## [Request]
Below are records to transcribe exactly, without their pictures.

[Data records]
-- START --

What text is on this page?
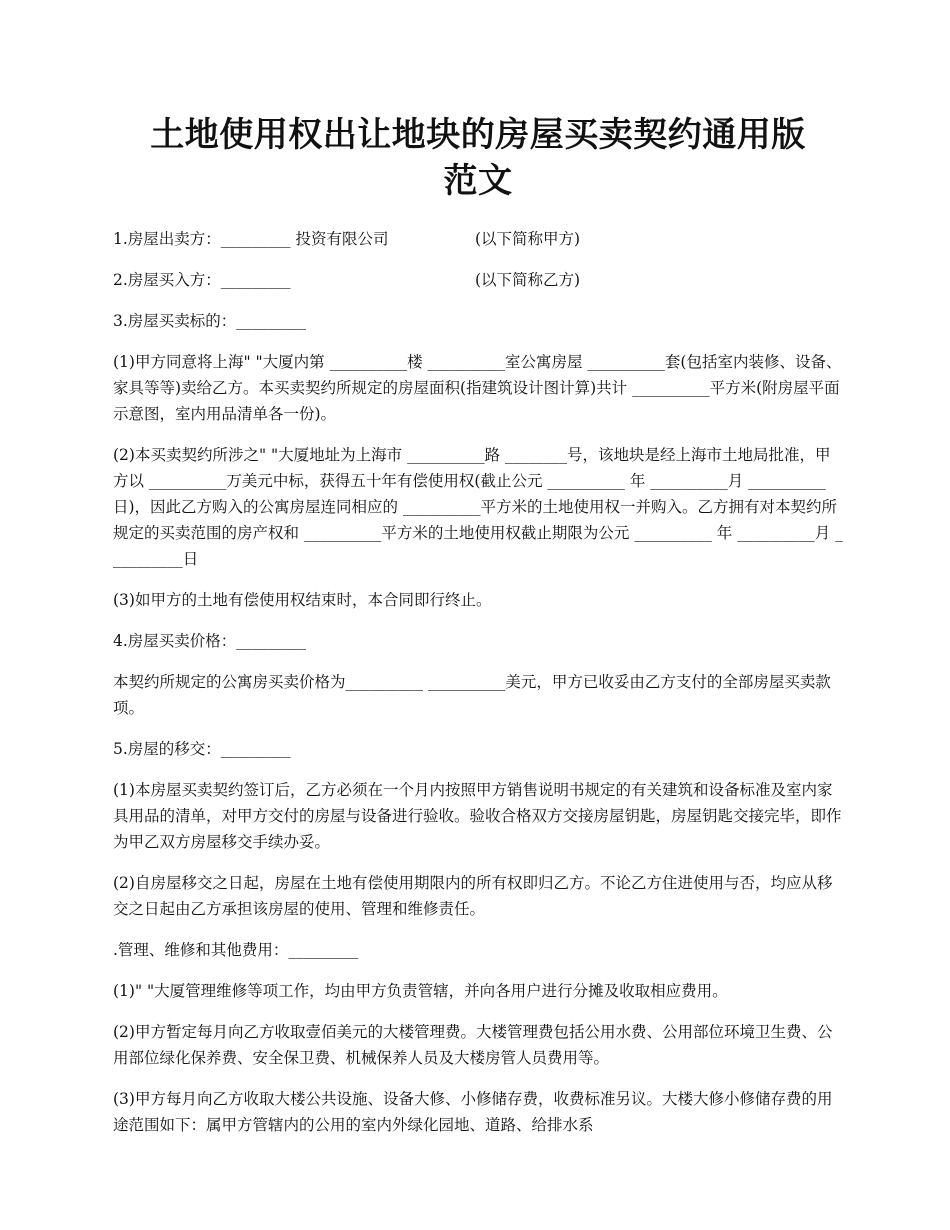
土地使用权出让地块的房屋买卖契约通用版
范文
1.房屋出卖方：_________ 投资有限公司	(以下简称甲方)
2.房屋买入方：_________	(以下简称乙方)

3.房屋买卖标的：_________

(1)甲方同意将上海" "大厦内第 __________楼 __________室公寓房屋 __________套(包括室内装修、设备、家具等等)卖给乙方。本买卖契约所规定的房屋面积(指建筑设计图计算)共计 __________平方米(附房屋平面示意图，室内用品清单各一份)。

(2)本买卖契约所涉之" "大厦地址为上海市 __________路 ________号，该地块是经上海市土地局批准，甲方以 __________万美元中标，获得五十年有偿使用权(截止公元 __________ 年 __________月 __________日)，因此乙方购入的公寓房屋连同相应的 __________平方米的土地使用权一并购入。乙方拥有对本契约所规定的买卖范围的房产权和 __________平方米的土地使用权截止期限为公元 __________ 年 __________月 __________日

(3)如甲方的土地有偿使用权结束时，本合同即行终止。

4.房屋买卖价格：_________

本契约所规定的公寓房买卖价格为__________ __________美元，甲方已收妥由乙方支付的全部房屋买卖款项。

5.房屋的移交：_________

(1)本房屋买卖契约签订后，乙方必须在一个月内按照甲方销售说明书规定的有关建筑和设备标准及室内家具用品的清单，对甲方交付的房屋与设备进行验收。验收合格双方交接房屋钥匙，房屋钥匙交接完毕，即作为甲乙双方房屋移交手续办妥。

(2)自房屋移交之日起，房屋在土地有偿使用期限内的所有权即归乙方。不论乙方住进使用与否，均应从移交之日起由乙方承担该房屋的使用、管理和维修责任。

.管理、维修和其他费用：_________

(1)" "大厦管理维修等项工作，均由甲方负责管辖，并向各用户进行分摊及收取相应费用。

(2)甲方暂定每月向乙方收取壹佰美元的大楼管理费。大楼管理费包括公用水费、公用部位环境卫生费、公用部位绿化保养费、安全保卫费、机械保养人员及大楼房管人员费用等。

(3)甲方每月向乙方收取大楼公共设施、设备大修、小修储存费，收费标准另议。大楼大修小修储存费的用途范围如下：属甲方管辖内的公用的室内外绿化园地、道路、给排水系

-- END --

## [Solution]
What text is on this page?
土地使用权出让地块的房屋买卖契约通用版
范文
1.房屋出卖方：_________ 投资有限公司	(以下简称甲方)
2.房屋买入方：_________	(以下简称乙方)

3.房屋买卖标的：_________

(1)甲方同意将上海" "大厦内第 __________楼 __________室公寓房屋 __________套(包括室内装修、设备、家具等等)卖给乙方。本买卖契约所规定的房屋面积(指建筑设计图计算)共计 __________平方米(附房屋平面示意图，室内用品清单各一份)。

(2)本买卖契约所涉之" "大厦地址为上海市 __________路 ________号，该地块是经上海市土地局批准，甲方以 __________万美元中标，获得五十年有偿使用权(截止公元 __________ 年 __________月 __________日)，因此乙方购入的公寓房屋连同相应的 __________平方米的土地使用权一并购入。乙方拥有对本契约所规定的买卖范围的房产权和 __________平方米的土地使用权截止期限为公元 __________ 年 __________月 __________日

(3)如甲方的土地有偿使用权结束时，本合同即行终止。

4.房屋买卖价格：_________

本契约所规定的公寓房买卖价格为__________ __________美元，甲方已收妥由乙方支付的全部房屋买卖款项。

5.房屋的移交：_________

(1)本房屋买卖契约签订后，乙方必须在一个月内按照甲方销售说明书规定的有关建筑和设备标准及室内家具用品的清单，对甲方交付的房屋与设备进行验收。验收合格双方交接房屋钥匙，房屋钥匙交接完毕，即作为甲乙双方房屋移交手续办妥。

(2)自房屋移交之日起，房屋在土地有偿使用期限内的所有权即归乙方。不论乙方住进使用与否，均应从移交之日起由乙方承担该房屋的使用、管理和维修责任。

.管理、维修和其他费用：_________

(1)" "大厦管理维修等项工作，均由甲方负责管辖，并向各用户进行分摊及收取相应费用。

(2)甲方暂定每月向乙方收取壹佰美元的大楼管理费。大楼管理费包括公用水费、公用部位环境卫生费、公用部位绿化保养费、安全保卫费、机械保养人员及大楼房管人员费用等。

(3)甲方每月向乙方收取大楼公共设施、设备大修、小修储存费，收费标准另议。大楼大修小修储存费的用途范围如下：属甲方管辖内的公用的室内外绿化园地、道路、给排水系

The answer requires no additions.